• [Work to do] Output each line exactly as it appears, skipping any embedded picture.

• [Material supplied]
□ □ □

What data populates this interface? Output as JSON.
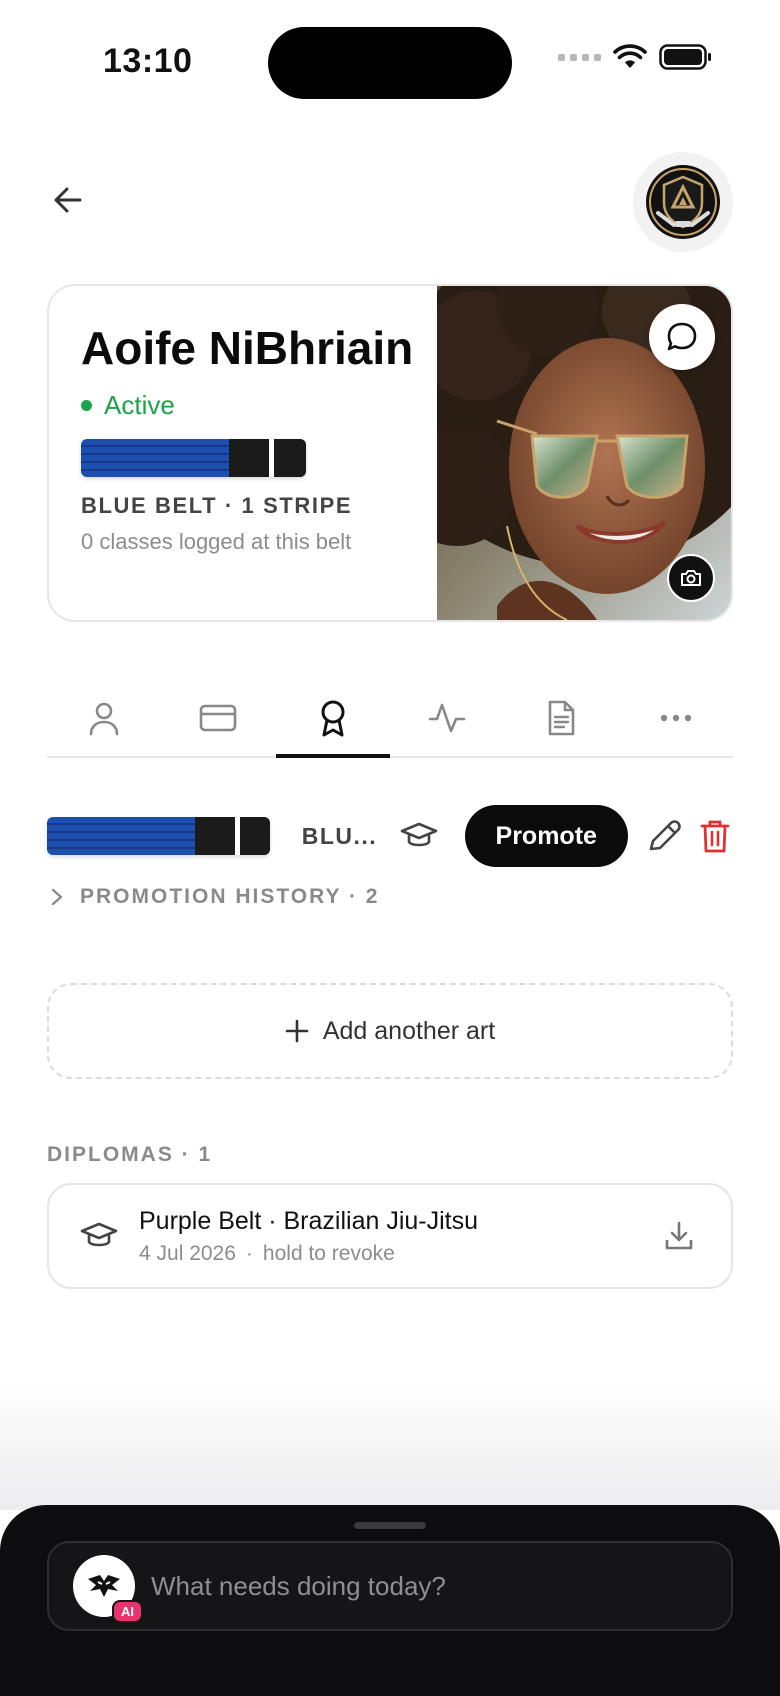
{
  "status_bar": {
    "time": "13:10"
  },
  "header": {
    "back_icon": "arrow-left-icon",
    "logo_icon": "club-shield-logo"
  },
  "profile": {
    "name": "Aoife NiBhriain",
    "status": "Active",
    "status_color": "#1aa34a",
    "belt_color": "#1d4fb0",
    "belt_rank": "BLUE BELT · 1 STRIPE",
    "classes_note": "0 classes logged at this belt",
    "stripes": 1
  },
  "tabs": [
    {
      "icon": "person-icon",
      "active": false
    },
    {
      "icon": "card-icon",
      "active": false
    },
    {
      "icon": "award-icon",
      "active": true
    },
    {
      "icon": "activity-icon",
      "active": false
    },
    {
      "icon": "document-icon",
      "active": false
    },
    {
      "icon": "more-icon",
      "active": false
    }
  ],
  "art": {
    "name": "BLU...",
    "promote_label": "Promote",
    "promotion_history_label": "PROMOTION HISTORY · 2"
  },
  "add_art": {
    "label": "Add another art"
  },
  "diplomas": {
    "heading": "DIPLOMAS · 1",
    "items": [
      {
        "title": "Purple Belt · Brazilian Jiu-Jitsu",
        "date": "4 Jul 2026",
        "separator": "·",
        "hint": "hold to revoke"
      }
    ]
  },
  "ai_bar": {
    "placeholder": "What needs doing today?",
    "badge": "AI"
  },
  "colors": {
    "accent": "#0b0b0b",
    "danger": "#e03131",
    "ai_badge": "#e8336f"
  }
}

□ □ □

• [Solution to this problem]
What data populates this interface? Output as JSON.
{
  "status_bar": {
    "time": "13:10"
  },
  "header": {
    "back_icon": "arrow-left-icon",
    "logo_icon": "club-shield-logo"
  },
  "profile": {
    "name": "Aoife NiBhriain",
    "status": "Active",
    "status_color": "#1aa34a",
    "belt_color": "#1d4fb0",
    "belt_rank": "BLUE BELT · 1 STRIPE",
    "classes_note": "0 classes logged at this belt",
    "stripes": 1
  },
  "tabs": [
    {
      "icon": "person-icon",
      "active": false
    },
    {
      "icon": "card-icon",
      "active": false
    },
    {
      "icon": "award-icon",
      "active": true
    },
    {
      "icon": "activity-icon",
      "active": false
    },
    {
      "icon": "document-icon",
      "active": false
    },
    {
      "icon": "more-icon",
      "active": false
    }
  ],
  "art": {
    "name": "BLU...",
    "promote_label": "Promote",
    "promotion_history_label": "PROMOTION HISTORY · 2"
  },
  "add_art": {
    "label": "Add another art"
  },
  "diplomas": {
    "heading": "DIPLOMAS · 1",
    "items": [
      {
        "title": "Purple Belt · Brazilian Jiu-Jitsu",
        "date": "4 Jul 2026",
        "separator": "·",
        "hint": "hold to revoke"
      }
    ]
  },
  "ai_bar": {
    "placeholder": "What needs doing today?",
    "badge": "AI"
  },
  "colors": {
    "accent": "#0b0b0b",
    "danger": "#e03131",
    "ai_badge": "#e8336f"
  }
}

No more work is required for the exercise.